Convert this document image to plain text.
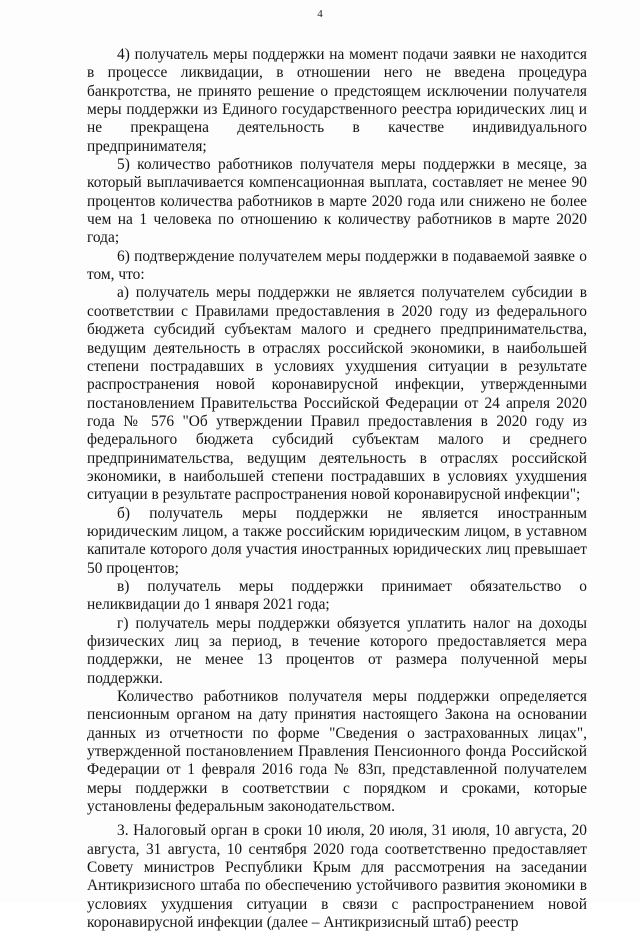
4

4) получатель меры поддержки на момент подачи заявки не находится в процессе ликвидации, в отношении него не введена процедура банкротства, не принято решение о предстоящем исключении получателя меры поддержки из Единого государственного реестра юридических лиц и не прекращена деятельность в качестве индивидуального предпринимателя;

5) количество работников получателя меры поддержки в месяце, за который выплачивается компенсационная выплата, составляет не менее 90 процентов количества работников в марте 2020 года или снижено не более чем на 1 человека по отношению к количеству работников в марте 2020 года;

6) подтверждение получателем меры поддержки в подаваемой заявке о том, что:

а) получатель меры поддержки не является получателем субсидии в соответствии с Правилами предоставления в 2020 году из федерального бюджета субсидий субъектам малого и среднего предпринимательства, ведущим деятельность в отраслях российской экономики, в наибольшей степени пострадавших в условиях ухудшения ситуации в результате распространения новой коронавирусной инфекции, утвержденными постановлением Правительства Российской Федерации от 24 апреля 2020 года № 576 "Об утверждении Правил предоставления в 2020 году из федерального бюджета субсидий субъектам малого и среднего предпринимательства, ведущим деятельность в отраслях российской экономики, в наибольшей степени пострадавших в условиях ухудшения ситуации в результате распространения новой коронавирусной инфекции";

б) получатель меры поддержки не является иностранным юридическим лицом, а также российским юридическим лицом, в уставном капитале которого доля участия иностранных юридических лиц превышает 50 процентов;

в) получатель меры поддержки принимает обязательство о неликвидации до 1 января 2021 года;

г) получатель меры поддержки обязуется уплатить налог на доходы физических лиц за период, в течение которого предоставляется мера поддержки, не менее 13 процентов от размера полученной меры поддержки.

Количество работников получателя меры поддержки определяется пенсионным органом на дату принятия настоящего Закона на основании данных из отчетности по форме "Сведения о застрахованных лицах", утвержденной постановлением Правления Пенсионного фонда Российской Федерации от 1 февраля 2016 года № 83п, представленной получателем меры поддержки в соответствии с порядком и сроками, которые установлены федеральным законодательством.

3. Налоговый орган в сроки 10 июля, 20 июля, 31 июля, 10 августа, 20 августа, 31 августа, 10 сентября 2020 года соответственно предоставляет Совету министров Республики Крым для рассмотрения на заседании Антикризисного штаба по обеспечению устойчивого развития экономики в условиях ухудшения ситуации в связи с распространением новой коронавирусной инфекции (далее – Антикризисный штаб) реестр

----------------------------------------

* [Prompt]: Return the full material word for word. Do not include the pictures.

* [Solution for this problem]:
Convert this document image to plain text.
4

4) получатель меры поддержки на момент подачи заявки не находится в процессе ликвидации, в отношении него не введена процедура банкротства, не принято решение о предстоящем исключении получателя меры поддержки из Единого государственного реестра юридических лиц и не прекращена деятельность в качестве индивидуального предпринимателя;

5) количество работников получателя меры поддержки в месяце, за который выплачивается компенсационная выплата, составляет не менее 90 процентов количества работников в марте 2020 года или снижено не более чем на 1 человека по отношению к количеству работников в марте 2020 года;

6) подтверждение получателем меры поддержки в подаваемой заявке о том, что:

а) получатель меры поддержки не является получателем субсидии в соответствии с Правилами предоставления в 2020 году из федерального бюджета субсидий субъектам малого и среднего предпринимательства, ведущим деятельность в отраслях российской экономики, в наибольшей степени пострадавших в условиях ухудшения ситуации в результате распространения новой коронавирусной инфекции, утвержденными постановлением Правительства Российской Федерации от 24 апреля 2020 года № 576 "Об утверждении Правил предоставления в 2020 году из федерального бюджета субсидий субъектам малого и среднего предпринимательства, ведущим деятельность в отраслях российской экономики, в наибольшей степени пострадавших в условиях ухудшения ситуации в результате распространения новой коронавирусной инфекции";

б) получатель меры поддержки не является иностранным юридическим лицом, а также российским юридическим лицом, в уставном капитале которого доля участия иностранных юридических лиц превышает 50 процентов;

в) получатель меры поддержки принимает обязательство о неликвидации до 1 января 2021 года;

г) получатель меры поддержки обязуется уплатить налог на доходы физических лиц за период, в течение которого предоставляется мера поддержки, не менее 13 процентов от размера полученной меры поддержки.

Количество работников получателя меры поддержки определяется пенсионным органом на дату принятия настоящего Закона на основании данных из отчетности по форме "Сведения о застрахованных лицах", утвержденной постановлением Правления Пенсионного фонда Российской Федерации от 1 февраля 2016 года № 83п, представленной получателем меры поддержки в соответствии с порядком и сроками, которые установлены федеральным законодательством.

3. Налоговый орган в сроки 10 июля, 20 июля, 31 июля, 10 августа, 20 августа, 31 августа, 10 сентября 2020 года соответственно предоставляет Совету министров Республики Крым для рассмотрения на заседании Антикризисного штаба по обеспечению устойчивого развития экономики в условиях ухудшения ситуации в связи с распространением новой коронавирусной инфекции (далее – Антикризисный штаб) реестр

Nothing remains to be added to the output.